• [Data excerpts]:
■ ■ ■ ■ ■
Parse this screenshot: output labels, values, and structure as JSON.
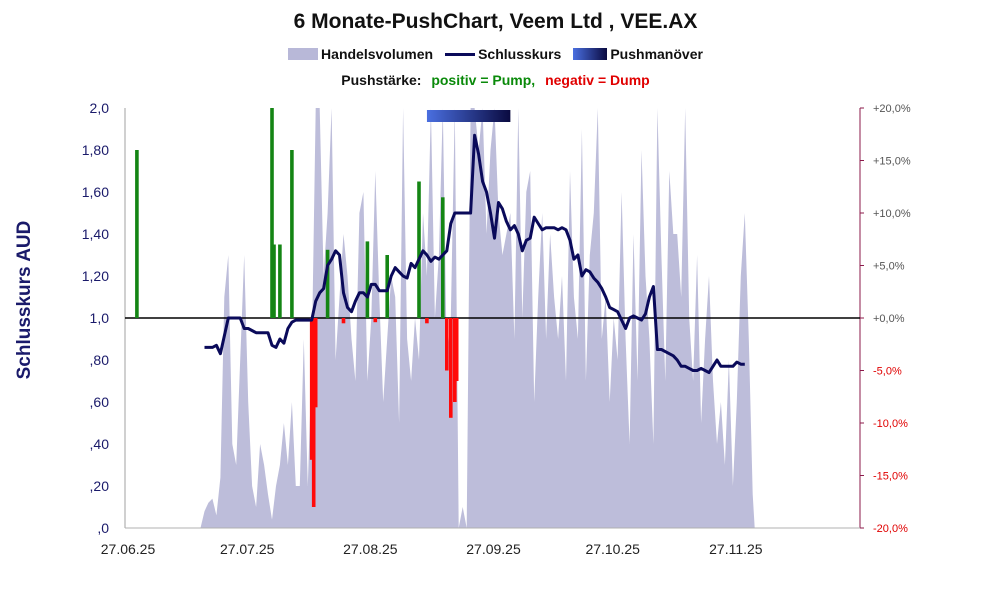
{
  "chart_data": {
    "type": "line",
    "title": "6 Monate-PushChart, Veem Ltd , VEE.AX",
    "legend": [
      {
        "name": "Handelsvolumen",
        "color": "#b8b8d8"
      },
      {
        "name": "Schlusskurs",
        "color": "#0a0a5a"
      },
      {
        "name": "Pushmanöver",
        "color": "#2a3fa0"
      }
    ],
    "strength_label": "Pushstärke:",
    "strength_positive": "positiv = Pump,",
    "strength_negative": "negativ = Dump",
    "ylabel_left": "Schlusskurs AUD",
    "left_axis": {
      "min": 0,
      "max": 2.0,
      "ticks": [
        0,
        0.2,
        0.4,
        0.6,
        0.8,
        1.0,
        1.2,
        1.4,
        1.6,
        1.8,
        2.0
      ],
      "tick_labels": [
        ",0",
        ",20",
        ",40",
        ",60",
        ",80",
        "1,0",
        "1,20",
        "1,40",
        "1,60",
        "1,80",
        "2,0"
      ]
    },
    "right_axis": {
      "min": -20,
      "max": 20,
      "ticks": [
        -20,
        -15,
        -10,
        -5,
        0,
        5,
        10,
        15,
        20
      ],
      "tick_labels": [
        "-20,0%",
        "-15,0%",
        "-10,0%",
        "-5,0%",
        "+0,0%",
        "+5,0%",
        "+10,0%",
        "+15,0%",
        "+20,0%"
      ]
    },
    "x_ticks": [
      "27.06.25",
      "27.07.25",
      "27.08.25",
      "27.09.25",
      "27.10.25",
      "27.11.25"
    ],
    "x_range_days": [
      0,
      185
    ],
    "x_tick_days": [
      0,
      30,
      61,
      92,
      122,
      153
    ],
    "close_price": [
      [
        20,
        0.86
      ],
      [
        22,
        0.86
      ],
      [
        23,
        0.87
      ],
      [
        24,
        0.83
      ],
      [
        26,
        1.0
      ],
      [
        28,
        1.0
      ],
      [
        29,
        1.0
      ],
      [
        30,
        0.95
      ],
      [
        31,
        0.95
      ],
      [
        33,
        0.93
      ],
      [
        35,
        0.93
      ],
      [
        36,
        0.93
      ],
      [
        37,
        0.87
      ],
      [
        38,
        0.86
      ],
      [
        39,
        0.9
      ],
      [
        40,
        0.88
      ],
      [
        41,
        0.95
      ],
      [
        42,
        0.98
      ],
      [
        43,
        0.99
      ],
      [
        44,
        0.99
      ],
      [
        45,
        0.99
      ],
      [
        46,
        0.99
      ],
      [
        47,
        0.99
      ],
      [
        48,
        1.08
      ],
      [
        49,
        1.12
      ],
      [
        50,
        1.14
      ],
      [
        51,
        1.25
      ],
      [
        52,
        1.28
      ],
      [
        53,
        1.32
      ],
      [
        54,
        1.3
      ],
      [
        55,
        1.12
      ],
      [
        56,
        1.05
      ],
      [
        57,
        1.03
      ],
      [
        58,
        1.08
      ],
      [
        59,
        1.12
      ],
      [
        60,
        1.12
      ],
      [
        61,
        1.1
      ],
      [
        62,
        1.16
      ],
      [
        63,
        1.16
      ],
      [
        64,
        1.13
      ],
      [
        65,
        1.13
      ],
      [
        66,
        1.13
      ],
      [
        67,
        1.2
      ],
      [
        68,
        1.24
      ],
      [
        69,
        1.22
      ],
      [
        70,
        1.2
      ],
      [
        71,
        1.19
      ],
      [
        72,
        1.26
      ],
      [
        73,
        1.24
      ],
      [
        74,
        1.28
      ],
      [
        75,
        1.32
      ],
      [
        76,
        1.3
      ],
      [
        77,
        1.27
      ],
      [
        78,
        1.29
      ],
      [
        79,
        1.28
      ],
      [
        80,
        1.3
      ],
      [
        81,
        1.32
      ],
      [
        82,
        1.45
      ],
      [
        83,
        1.5
      ],
      [
        84,
        1.5
      ],
      [
        85,
        1.5
      ],
      [
        86,
        1.5
      ],
      [
        87,
        1.5
      ],
      [
        88,
        1.87
      ],
      [
        89,
        1.78
      ],
      [
        90,
        1.65
      ],
      [
        91,
        1.6
      ],
      [
        92,
        1.5
      ],
      [
        93,
        1.38
      ],
      [
        94,
        1.55
      ],
      [
        95,
        1.52
      ],
      [
        96,
        1.46
      ],
      [
        97,
        1.42
      ],
      [
        98,
        1.44
      ],
      [
        99,
        1.4
      ],
      [
        100,
        1.32
      ],
      [
        101,
        1.37
      ],
      [
        102,
        1.38
      ],
      [
        103,
        1.48
      ],
      [
        104,
        1.45
      ],
      [
        105,
        1.42
      ],
      [
        106,
        1.43
      ],
      [
        107,
        1.43
      ],
      [
        108,
        1.43
      ],
      [
        109,
        1.42
      ],
      [
        110,
        1.43
      ],
      [
        111,
        1.42
      ],
      [
        112,
        1.37
      ],
      [
        113,
        1.28
      ],
      [
        114,
        1.3
      ],
      [
        115,
        1.2
      ],
      [
        116,
        1.23
      ],
      [
        117,
        1.22
      ],
      [
        118,
        1.19
      ],
      [
        119,
        1.17
      ],
      [
        120,
        1.14
      ],
      [
        121,
        1.1
      ],
      [
        122,
        1.05
      ],
      [
        123,
        1.04
      ],
      [
        124,
        1.03
      ],
      [
        125,
        0.99
      ],
      [
        126,
        0.95
      ],
      [
        127,
        1.0
      ],
      [
        128,
        1.01
      ],
      [
        129,
        1.0
      ],
      [
        130,
        0.99
      ],
      [
        131,
        1.02
      ],
      [
        132,
        1.1
      ],
      [
        133,
        1.15
      ],
      [
        134,
        0.85
      ],
      [
        135,
        0.85
      ],
      [
        136,
        0.84
      ],
      [
        137,
        0.83
      ],
      [
        138,
        0.82
      ],
      [
        139,
        0.8
      ],
      [
        140,
        0.77
      ],
      [
        141,
        0.77
      ],
      [
        142,
        0.76
      ],
      [
        143,
        0.75
      ],
      [
        144,
        0.75
      ],
      [
        145,
        0.76
      ],
      [
        146,
        0.75
      ],
      [
        147,
        0.74
      ],
      [
        148,
        0.77
      ],
      [
        149,
        0.8
      ],
      [
        150,
        0.77
      ],
      [
        151,
        0.77
      ],
      [
        152,
        0.77
      ],
      [
        153,
        0.77
      ],
      [
        154,
        0.79
      ],
      [
        155,
        0.78
      ],
      [
        156,
        0.78
      ]
    ],
    "volume_relative": [
      [
        0,
        0
      ],
      [
        19,
        0
      ],
      [
        20,
        0.04
      ],
      [
        21,
        0.06
      ],
      [
        22,
        0.07
      ],
      [
        23,
        0.03
      ],
      [
        24,
        0.12
      ],
      [
        25,
        0.55
      ],
      [
        26,
        0.65
      ],
      [
        27,
        0.2
      ],
      [
        28,
        0.15
      ],
      [
        29,
        0.4
      ],
      [
        30,
        0.65
      ],
      [
        31,
        0.3
      ],
      [
        32,
        0.1
      ],
      [
        33,
        0.05
      ],
      [
        34,
        0.2
      ],
      [
        35,
        0.15
      ],
      [
        36,
        0.08
      ],
      [
        37,
        0.02
      ],
      [
        38,
        0.1
      ],
      [
        39,
        0.15
      ],
      [
        40,
        0.25
      ],
      [
        41,
        0.15
      ],
      [
        42,
        0.3
      ],
      [
        43,
        0.1
      ],
      [
        44,
        0.1
      ],
      [
        45,
        0.45
      ],
      [
        46,
        0.1
      ],
      [
        47,
        0.4
      ],
      [
        48,
        1.0
      ],
      [
        49,
        1.0
      ],
      [
        50,
        0.6
      ],
      [
        51,
        0.75
      ],
      [
        52,
        1.0
      ],
      [
        53,
        0.4
      ],
      [
        54,
        0.55
      ],
      [
        55,
        0.7
      ],
      [
        56,
        0.6
      ],
      [
        57,
        0.45
      ],
      [
        58,
        0.35
      ],
      [
        59,
        0.75
      ],
      [
        60,
        0.8
      ],
      [
        61,
        0.35
      ],
      [
        62,
        0.5
      ],
      [
        63,
        0.85
      ],
      [
        64,
        0.55
      ],
      [
        65,
        0.3
      ],
      [
        66,
        0.45
      ],
      [
        67,
        0.6
      ],
      [
        68,
        0.55
      ],
      [
        69,
        0.25
      ],
      [
        70,
        1.0
      ],
      [
        71,
        0.45
      ],
      [
        72,
        0.35
      ],
      [
        73,
        0.5
      ],
      [
        74,
        0.4
      ],
      [
        75,
        0.75
      ],
      [
        76,
        0.6
      ],
      [
        77,
        1.0
      ],
      [
        78,
        0.5
      ],
      [
        79,
        0.65
      ],
      [
        80,
        1.0
      ],
      [
        81,
        0.4
      ],
      [
        82,
        0.5
      ],
      [
        83,
        1.0
      ],
      [
        84,
        0.0
      ],
      [
        85,
        0.05
      ],
      [
        86,
        0.0
      ],
      [
        87,
        1.0
      ],
      [
        88,
        1.0
      ],
      [
        89,
        0.9
      ],
      [
        90,
        1.0
      ],
      [
        91,
        0.7
      ],
      [
        92,
        0.9
      ],
      [
        93,
        1.0
      ],
      [
        94,
        0.75
      ],
      [
        95,
        0.65
      ],
      [
        96,
        0.7
      ],
      [
        97,
        0.75
      ],
      [
        98,
        0.45
      ],
      [
        99,
        1.0
      ],
      [
        100,
        0.5
      ],
      [
        101,
        0.8
      ],
      [
        102,
        0.85
      ],
      [
        103,
        0.3
      ],
      [
        104,
        0.55
      ],
      [
        105,
        0.75
      ],
      [
        106,
        0.45
      ],
      [
        107,
        0.7
      ],
      [
        108,
        0.55
      ],
      [
        109,
        0.45
      ],
      [
        110,
        0.6
      ],
      [
        111,
        0.35
      ],
      [
        112,
        0.85
      ],
      [
        113,
        0.55
      ],
      [
        114,
        0.45
      ],
      [
        115,
        0.95
      ],
      [
        116,
        0.35
      ],
      [
        117,
        0.65
      ],
      [
        118,
        0.75
      ],
      [
        119,
        1.0
      ],
      [
        120,
        0.45
      ],
      [
        121,
        0.55
      ],
      [
        122,
        0.3
      ],
      [
        123,
        0.5
      ],
      [
        124,
        0.4
      ],
      [
        125,
        0.8
      ],
      [
        126,
        0.45
      ],
      [
        127,
        0.2
      ],
      [
        128,
        0.7
      ],
      [
        129,
        0.35
      ],
      [
        130,
        0.9
      ],
      [
        131,
        0.6
      ],
      [
        132,
        0.45
      ],
      [
        133,
        0.2
      ],
      [
        134,
        1.0
      ],
      [
        135,
        0.65
      ],
      [
        136,
        0.35
      ],
      [
        137,
        0.85
      ],
      [
        138,
        0.7
      ],
      [
        139,
        0.7
      ],
      [
        140,
        0.55
      ],
      [
        141,
        1.0
      ],
      [
        142,
        0.5
      ],
      [
        143,
        0.35
      ],
      [
        144,
        0.65
      ],
      [
        145,
        0.25
      ],
      [
        146,
        0.45
      ],
      [
        147,
        0.6
      ],
      [
        148,
        0.35
      ],
      [
        149,
        0.2
      ],
      [
        150,
        0.3
      ],
      [
        151,
        0.15
      ],
      [
        152,
        0.4
      ],
      [
        153,
        0.1
      ],
      [
        154,
        0.3
      ],
      [
        155,
        0.6
      ],
      [
        156,
        0.75
      ],
      [
        157,
        0.45
      ],
      [
        158,
        0.08
      ],
      [
        158.5,
        0
      ]
    ],
    "push_strength_pct": [
      [
        3,
        16.0
      ],
      [
        37,
        20.0
      ],
      [
        37.5,
        7.0
      ],
      [
        39,
        7.0
      ],
      [
        42,
        16.0
      ],
      [
        47,
        -13.5
      ],
      [
        47.5,
        -18.0
      ],
      [
        48,
        -8.5
      ],
      [
        51,
        6.5
      ],
      [
        55,
        -0.5
      ],
      [
        61,
        7.3
      ],
      [
        63,
        -0.4
      ],
      [
        66,
        6.0
      ],
      [
        74,
        13.0
      ],
      [
        76,
        -0.5
      ],
      [
        80,
        11.5
      ],
      [
        81,
        -5.0
      ],
      [
        82,
        -9.5
      ],
      [
        83,
        -8.0
      ],
      [
        83.5,
        -6.0
      ]
    ],
    "push_maneuver": {
      "start_day": 76,
      "end_day": 97
    }
  }
}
■ ■ ■ ■ ■
• [Goal of the exercise]: Copy whichever lines in the listing above contain the word "Schlusskurs".

• [Complete output]:
        "name": "Schlusskurs",
    "ylabel_left": "Schlusskurs AUD",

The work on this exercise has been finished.